(Items from a figure collection)
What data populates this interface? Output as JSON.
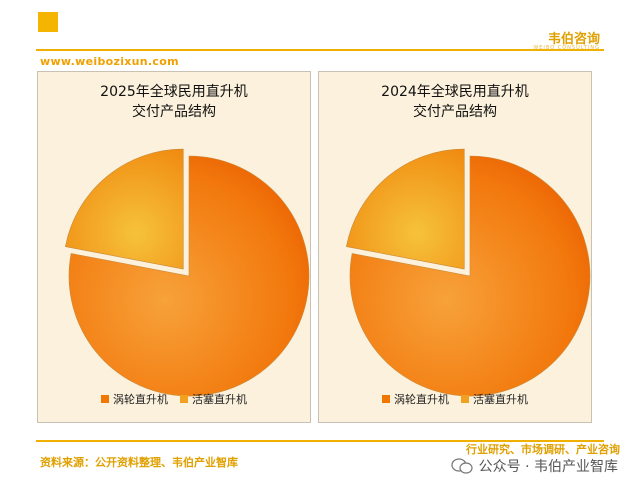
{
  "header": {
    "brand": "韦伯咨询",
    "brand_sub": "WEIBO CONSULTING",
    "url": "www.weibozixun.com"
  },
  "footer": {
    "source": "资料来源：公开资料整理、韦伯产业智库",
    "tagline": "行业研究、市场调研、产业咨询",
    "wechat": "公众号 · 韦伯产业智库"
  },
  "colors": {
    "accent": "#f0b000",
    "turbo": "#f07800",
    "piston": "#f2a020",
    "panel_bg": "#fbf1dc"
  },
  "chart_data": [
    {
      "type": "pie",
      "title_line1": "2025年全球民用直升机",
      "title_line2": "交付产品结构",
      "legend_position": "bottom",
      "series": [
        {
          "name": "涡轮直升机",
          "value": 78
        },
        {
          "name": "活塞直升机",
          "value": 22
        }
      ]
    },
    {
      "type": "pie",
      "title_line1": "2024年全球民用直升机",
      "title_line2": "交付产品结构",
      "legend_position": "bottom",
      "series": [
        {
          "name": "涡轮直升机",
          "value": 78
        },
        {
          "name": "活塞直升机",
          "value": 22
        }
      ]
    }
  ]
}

- **Your instructions**
Transcribe the preceding listing in its entirety and with exact wording, leaving out pictures.

- **Response to this exercise**
What data populates this interface? Output as JSON.
{
  "header": {
    "brand": "韦伯咨询",
    "brand_sub": "WEIBO CONSULTING",
    "url": "www.weibozixun.com"
  },
  "footer": {
    "source": "资料来源：公开资料整理、韦伯产业智库",
    "tagline": "行业研究、市场调研、产业咨询",
    "wechat": "公众号 · 韦伯产业智库"
  },
  "colors": {
    "accent": "#f0b000",
    "turbo": "#f07800",
    "piston": "#f2a020",
    "panel_bg": "#fbf1dc"
  },
  "chart_data": [
    {
      "type": "pie",
      "title_line1": "2025年全球民用直升机",
      "title_line2": "交付产品结构",
      "legend_position": "bottom",
      "series": [
        {
          "name": "涡轮直升机",
          "value": 78
        },
        {
          "name": "活塞直升机",
          "value": 22
        }
      ]
    },
    {
      "type": "pie",
      "title_line1": "2024年全球民用直升机",
      "title_line2": "交付产品结构",
      "legend_position": "bottom",
      "series": [
        {
          "name": "涡轮直升机",
          "value": 78
        },
        {
          "name": "活塞直升机",
          "value": 22
        }
      ]
    }
  ]
}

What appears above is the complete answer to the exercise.